> _What you have to do_:
Each line of the listing that contains the word "Paint" is to be copied.

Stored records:
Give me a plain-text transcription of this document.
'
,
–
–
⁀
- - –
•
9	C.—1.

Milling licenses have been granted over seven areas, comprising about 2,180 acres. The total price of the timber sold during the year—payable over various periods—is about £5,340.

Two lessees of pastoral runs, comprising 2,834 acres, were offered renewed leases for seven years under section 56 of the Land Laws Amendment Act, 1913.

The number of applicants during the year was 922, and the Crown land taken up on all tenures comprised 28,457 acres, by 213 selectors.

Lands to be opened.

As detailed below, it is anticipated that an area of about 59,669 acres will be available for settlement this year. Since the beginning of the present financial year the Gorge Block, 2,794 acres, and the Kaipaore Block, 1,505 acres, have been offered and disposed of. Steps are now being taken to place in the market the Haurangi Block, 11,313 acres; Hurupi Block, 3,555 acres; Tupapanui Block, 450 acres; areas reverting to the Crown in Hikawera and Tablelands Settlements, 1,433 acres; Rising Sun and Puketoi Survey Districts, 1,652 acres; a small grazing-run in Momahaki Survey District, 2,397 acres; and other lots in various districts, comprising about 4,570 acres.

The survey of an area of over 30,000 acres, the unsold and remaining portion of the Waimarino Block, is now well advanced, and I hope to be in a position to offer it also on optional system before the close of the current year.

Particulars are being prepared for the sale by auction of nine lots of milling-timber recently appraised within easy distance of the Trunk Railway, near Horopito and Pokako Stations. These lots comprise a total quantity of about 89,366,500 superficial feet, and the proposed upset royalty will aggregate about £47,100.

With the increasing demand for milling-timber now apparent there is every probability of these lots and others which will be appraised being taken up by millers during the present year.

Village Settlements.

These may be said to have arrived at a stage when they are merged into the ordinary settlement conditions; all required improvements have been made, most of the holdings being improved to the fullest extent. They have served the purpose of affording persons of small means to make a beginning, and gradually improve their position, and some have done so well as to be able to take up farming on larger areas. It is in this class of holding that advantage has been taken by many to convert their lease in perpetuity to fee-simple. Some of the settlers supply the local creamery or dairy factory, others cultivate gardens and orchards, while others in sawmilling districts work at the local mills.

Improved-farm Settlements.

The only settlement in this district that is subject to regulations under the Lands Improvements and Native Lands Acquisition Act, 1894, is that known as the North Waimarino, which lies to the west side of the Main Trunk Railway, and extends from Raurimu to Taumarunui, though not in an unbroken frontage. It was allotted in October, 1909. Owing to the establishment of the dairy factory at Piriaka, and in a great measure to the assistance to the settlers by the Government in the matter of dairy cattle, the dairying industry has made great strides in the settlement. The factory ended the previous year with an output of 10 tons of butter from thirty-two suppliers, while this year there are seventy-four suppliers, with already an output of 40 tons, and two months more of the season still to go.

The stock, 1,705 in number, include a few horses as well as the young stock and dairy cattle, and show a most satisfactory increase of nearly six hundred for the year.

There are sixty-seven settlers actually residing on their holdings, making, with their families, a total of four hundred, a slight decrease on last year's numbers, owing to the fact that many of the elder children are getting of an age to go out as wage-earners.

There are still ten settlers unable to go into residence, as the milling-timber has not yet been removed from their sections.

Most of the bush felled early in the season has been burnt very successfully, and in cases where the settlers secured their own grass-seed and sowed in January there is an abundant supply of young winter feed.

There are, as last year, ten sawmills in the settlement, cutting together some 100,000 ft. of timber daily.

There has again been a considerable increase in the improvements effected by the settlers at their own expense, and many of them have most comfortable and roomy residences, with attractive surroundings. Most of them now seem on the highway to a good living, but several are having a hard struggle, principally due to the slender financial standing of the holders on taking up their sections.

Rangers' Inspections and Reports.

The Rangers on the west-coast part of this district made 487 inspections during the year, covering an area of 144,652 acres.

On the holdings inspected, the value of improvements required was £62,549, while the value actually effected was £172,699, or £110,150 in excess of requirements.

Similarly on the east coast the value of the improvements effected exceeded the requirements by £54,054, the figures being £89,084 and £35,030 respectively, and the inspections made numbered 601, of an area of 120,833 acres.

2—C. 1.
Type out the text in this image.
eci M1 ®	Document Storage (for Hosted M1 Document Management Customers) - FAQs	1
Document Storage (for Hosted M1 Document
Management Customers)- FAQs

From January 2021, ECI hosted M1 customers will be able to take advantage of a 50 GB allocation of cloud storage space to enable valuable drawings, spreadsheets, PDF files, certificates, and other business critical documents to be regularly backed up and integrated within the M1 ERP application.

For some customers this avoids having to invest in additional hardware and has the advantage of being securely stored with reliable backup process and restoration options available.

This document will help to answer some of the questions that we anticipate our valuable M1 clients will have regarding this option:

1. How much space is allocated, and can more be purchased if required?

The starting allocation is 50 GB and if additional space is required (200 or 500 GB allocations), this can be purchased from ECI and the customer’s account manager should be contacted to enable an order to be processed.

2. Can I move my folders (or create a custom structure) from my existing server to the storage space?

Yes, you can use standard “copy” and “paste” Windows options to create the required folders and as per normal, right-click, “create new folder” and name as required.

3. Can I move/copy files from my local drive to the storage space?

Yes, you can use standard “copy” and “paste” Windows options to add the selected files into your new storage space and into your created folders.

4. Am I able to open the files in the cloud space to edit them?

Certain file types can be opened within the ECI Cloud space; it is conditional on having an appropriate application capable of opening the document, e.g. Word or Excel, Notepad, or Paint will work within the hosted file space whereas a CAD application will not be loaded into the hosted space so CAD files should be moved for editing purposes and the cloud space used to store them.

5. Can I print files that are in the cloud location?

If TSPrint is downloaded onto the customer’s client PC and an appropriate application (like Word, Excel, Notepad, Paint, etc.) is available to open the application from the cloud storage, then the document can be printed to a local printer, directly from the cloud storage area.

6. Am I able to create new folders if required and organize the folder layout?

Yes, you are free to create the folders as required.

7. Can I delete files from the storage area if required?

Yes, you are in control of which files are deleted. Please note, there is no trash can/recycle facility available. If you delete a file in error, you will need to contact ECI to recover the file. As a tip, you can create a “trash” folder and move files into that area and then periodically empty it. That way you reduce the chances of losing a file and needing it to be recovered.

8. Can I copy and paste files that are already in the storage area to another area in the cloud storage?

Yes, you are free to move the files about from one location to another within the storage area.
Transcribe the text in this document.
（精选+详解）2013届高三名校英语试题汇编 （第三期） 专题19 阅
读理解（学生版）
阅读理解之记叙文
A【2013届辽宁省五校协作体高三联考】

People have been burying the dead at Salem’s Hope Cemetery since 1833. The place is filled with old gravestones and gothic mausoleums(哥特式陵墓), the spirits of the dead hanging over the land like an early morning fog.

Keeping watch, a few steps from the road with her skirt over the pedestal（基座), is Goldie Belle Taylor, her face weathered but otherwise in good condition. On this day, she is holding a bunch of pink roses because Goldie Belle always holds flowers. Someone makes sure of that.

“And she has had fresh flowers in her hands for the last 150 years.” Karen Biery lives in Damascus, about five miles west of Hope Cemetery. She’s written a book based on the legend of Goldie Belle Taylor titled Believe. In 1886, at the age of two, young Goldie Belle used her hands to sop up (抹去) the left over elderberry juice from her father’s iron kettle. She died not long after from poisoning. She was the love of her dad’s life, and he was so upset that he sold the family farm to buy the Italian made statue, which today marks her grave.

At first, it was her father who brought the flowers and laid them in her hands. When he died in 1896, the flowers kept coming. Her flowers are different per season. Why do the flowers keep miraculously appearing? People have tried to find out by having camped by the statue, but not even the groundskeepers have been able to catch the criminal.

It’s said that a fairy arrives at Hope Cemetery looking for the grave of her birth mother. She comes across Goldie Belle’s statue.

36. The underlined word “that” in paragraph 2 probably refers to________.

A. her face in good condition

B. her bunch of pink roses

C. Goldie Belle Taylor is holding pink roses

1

> _Solved problem_:
Certain file types can be opened within the ECI Cloud space; it is conditional on having an appropriate application capable of opening the document, e.g. Word or Excel, Notepad, or Paint will work within the hosted file space whereas a CAD application will not be loaded into the hosted space so CAD files should be moved for editing purposes and the cloud space used to store them.
If TSPrint is downloaded onto the customer’s client PC and an appropriate application (like Word, Excel, Notepad, Paint, etc.) is available to open the application from the cloud storage, then the document can be printed to a local printer, directly from the cloud storage area.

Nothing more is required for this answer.